- [What is expected]
In the passage on Obama's first six months, rewrite the part from "2. Tenacious D." to "fight over anything?", changing "relentlessly" to "tirelessly".

- [Passage provided]

    That said, have you already forgotten that in just 6 months, Obama:
    — banned torture (yes, no DC political prosecutions of high officials yet, but doesn’t he get credit for ending this practice where it counts, out the real world?),
    — created the biggest infusion of resources ever into green energy,
    — pushed real limits on greenhouse gasses, rejoining the world community in the process,
    — dropped major Bush anti-env. policies and appointed real regulators (not just industry shills),
    — ended the ban on family planning in our international policy,
    — reinstated the right of women to sue for job discrimination,
    — greatly expanded childhood health care,
    — set up the largest stimulus ever, providing for new jobs in much-needed infrastructure and allowing teachers etc to keep their jobs,
    — carried out his commitment to begin removing combat troops from Iraq,
    — shot down a major weapon system (for the first time in decades),
    — appointed the first Hispanic ever to the high court,
    — etc, etc
    I think it’s important for allies to continue pointing out policy disagreements and fight passionately for what they support. But my fear is that too many libs/progressives ignore major parts of the record, or emphasize one thing (public option, rendition) at the expense of 40 other critical issues.
    Plus, he’s the best we’ve got (it’s nice to have an articulate, calm, informed leader) and the only hope out there that I can see.

  2. Tenacious D. on

    Oh, and one more thing. Legislation like the Great Society and Civil Rights were passed because deeply principled members of Congress fought relentlessly for it, which inspired the rank and file of the movement. Name one deeply principled Democrat in the Senate who’s willing to have a filibuster fight over anything?

- [Stored data]
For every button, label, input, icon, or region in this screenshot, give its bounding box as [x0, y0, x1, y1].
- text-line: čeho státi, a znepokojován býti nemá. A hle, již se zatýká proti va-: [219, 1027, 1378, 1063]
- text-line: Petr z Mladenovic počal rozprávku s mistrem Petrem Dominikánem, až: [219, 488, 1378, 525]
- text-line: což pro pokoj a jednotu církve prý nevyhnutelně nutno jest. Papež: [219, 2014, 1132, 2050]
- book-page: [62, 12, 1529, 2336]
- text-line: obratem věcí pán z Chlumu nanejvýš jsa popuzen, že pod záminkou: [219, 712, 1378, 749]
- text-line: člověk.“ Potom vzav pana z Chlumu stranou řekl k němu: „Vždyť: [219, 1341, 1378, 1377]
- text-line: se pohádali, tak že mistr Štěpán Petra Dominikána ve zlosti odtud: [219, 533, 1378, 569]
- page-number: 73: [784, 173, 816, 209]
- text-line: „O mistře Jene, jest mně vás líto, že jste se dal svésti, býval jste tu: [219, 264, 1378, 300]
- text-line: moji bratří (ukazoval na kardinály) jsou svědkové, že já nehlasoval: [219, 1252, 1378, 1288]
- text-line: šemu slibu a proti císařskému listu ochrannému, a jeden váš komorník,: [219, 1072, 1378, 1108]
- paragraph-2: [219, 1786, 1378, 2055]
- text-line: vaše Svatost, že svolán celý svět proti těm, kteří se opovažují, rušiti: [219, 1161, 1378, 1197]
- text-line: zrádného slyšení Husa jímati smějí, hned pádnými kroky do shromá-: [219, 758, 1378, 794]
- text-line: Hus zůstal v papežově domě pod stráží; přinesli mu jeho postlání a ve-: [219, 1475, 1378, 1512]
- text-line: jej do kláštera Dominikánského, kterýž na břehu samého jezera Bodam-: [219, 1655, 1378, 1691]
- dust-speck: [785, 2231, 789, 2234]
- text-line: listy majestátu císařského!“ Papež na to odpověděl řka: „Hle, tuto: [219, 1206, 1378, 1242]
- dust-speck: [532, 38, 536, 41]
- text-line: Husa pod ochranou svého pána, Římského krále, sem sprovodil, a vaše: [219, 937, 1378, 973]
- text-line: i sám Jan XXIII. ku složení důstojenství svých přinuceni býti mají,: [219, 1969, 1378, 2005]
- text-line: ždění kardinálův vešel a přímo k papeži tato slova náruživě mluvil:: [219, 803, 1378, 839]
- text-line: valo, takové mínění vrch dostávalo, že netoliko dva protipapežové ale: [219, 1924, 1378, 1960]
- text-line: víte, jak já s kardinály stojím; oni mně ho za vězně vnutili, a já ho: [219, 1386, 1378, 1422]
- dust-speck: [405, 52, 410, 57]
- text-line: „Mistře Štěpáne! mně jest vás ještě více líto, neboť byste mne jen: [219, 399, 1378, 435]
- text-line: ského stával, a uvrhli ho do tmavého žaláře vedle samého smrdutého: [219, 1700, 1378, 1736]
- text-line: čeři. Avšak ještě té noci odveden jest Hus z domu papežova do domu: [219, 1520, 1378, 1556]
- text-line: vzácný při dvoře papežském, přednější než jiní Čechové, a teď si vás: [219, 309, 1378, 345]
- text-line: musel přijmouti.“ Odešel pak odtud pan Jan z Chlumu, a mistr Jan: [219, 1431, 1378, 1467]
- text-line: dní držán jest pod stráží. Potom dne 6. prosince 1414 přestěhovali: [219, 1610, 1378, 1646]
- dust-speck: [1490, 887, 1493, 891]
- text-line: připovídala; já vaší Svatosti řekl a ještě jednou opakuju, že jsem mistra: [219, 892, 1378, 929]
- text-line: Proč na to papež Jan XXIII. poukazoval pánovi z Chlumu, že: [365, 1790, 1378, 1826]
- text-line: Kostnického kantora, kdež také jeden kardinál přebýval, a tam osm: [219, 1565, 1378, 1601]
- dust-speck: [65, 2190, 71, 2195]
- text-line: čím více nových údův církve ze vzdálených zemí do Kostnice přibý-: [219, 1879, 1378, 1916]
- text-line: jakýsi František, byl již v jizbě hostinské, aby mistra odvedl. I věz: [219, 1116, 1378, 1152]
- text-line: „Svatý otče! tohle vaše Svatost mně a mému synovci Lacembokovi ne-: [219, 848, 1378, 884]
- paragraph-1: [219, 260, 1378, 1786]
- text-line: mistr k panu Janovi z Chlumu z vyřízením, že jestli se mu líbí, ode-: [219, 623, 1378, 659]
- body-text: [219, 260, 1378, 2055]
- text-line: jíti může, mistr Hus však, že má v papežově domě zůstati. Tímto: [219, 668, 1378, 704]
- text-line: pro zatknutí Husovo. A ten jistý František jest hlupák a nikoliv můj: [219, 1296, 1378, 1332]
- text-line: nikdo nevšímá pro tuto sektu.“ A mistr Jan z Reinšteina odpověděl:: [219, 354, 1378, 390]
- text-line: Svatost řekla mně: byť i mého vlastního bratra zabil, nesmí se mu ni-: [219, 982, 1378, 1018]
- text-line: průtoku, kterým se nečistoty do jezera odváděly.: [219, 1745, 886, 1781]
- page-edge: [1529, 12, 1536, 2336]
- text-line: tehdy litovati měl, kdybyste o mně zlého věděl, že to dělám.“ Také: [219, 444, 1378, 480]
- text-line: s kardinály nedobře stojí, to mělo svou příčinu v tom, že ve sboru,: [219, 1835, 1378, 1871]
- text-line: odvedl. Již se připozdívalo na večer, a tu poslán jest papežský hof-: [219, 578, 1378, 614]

- [Your response]
2. Tenacious D. on

    Oh, and one more thing. Legislation like the Great Society and Civil Rights were passed because deeply principled members of Congress fought tirelessly for it, which inspired the rank and file of the movement. Name one deeply principled Democrat in the Senate who’s willing to have a filibuster fight over anything?